** START DATA SHOWN **

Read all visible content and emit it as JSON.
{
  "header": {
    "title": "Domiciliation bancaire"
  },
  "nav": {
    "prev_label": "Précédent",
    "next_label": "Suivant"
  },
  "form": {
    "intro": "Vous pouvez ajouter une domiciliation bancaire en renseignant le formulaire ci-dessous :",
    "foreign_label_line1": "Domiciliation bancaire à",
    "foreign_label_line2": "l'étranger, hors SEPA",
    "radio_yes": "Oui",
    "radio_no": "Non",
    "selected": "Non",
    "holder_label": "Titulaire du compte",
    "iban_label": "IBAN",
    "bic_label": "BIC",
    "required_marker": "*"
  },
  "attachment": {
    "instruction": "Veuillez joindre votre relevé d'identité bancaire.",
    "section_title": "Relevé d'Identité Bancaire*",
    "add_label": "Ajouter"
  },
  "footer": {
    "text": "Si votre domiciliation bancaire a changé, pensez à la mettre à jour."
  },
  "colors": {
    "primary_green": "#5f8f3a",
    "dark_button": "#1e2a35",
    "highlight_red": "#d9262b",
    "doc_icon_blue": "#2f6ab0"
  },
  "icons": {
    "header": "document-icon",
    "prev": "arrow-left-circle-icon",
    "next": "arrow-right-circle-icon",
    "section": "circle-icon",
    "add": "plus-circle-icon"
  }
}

** END DATA SHOWN **

■ **REQUIREMENTS**:
Look for lines containing the string "votre" and copy them all.

■ **CORRECT ANSWER**:
    "instruction": "Veuillez joindre votre relevé d'identité bancaire.",
    "text": "Si votre domiciliation bancaire a changé, pensez à la mettre à jour."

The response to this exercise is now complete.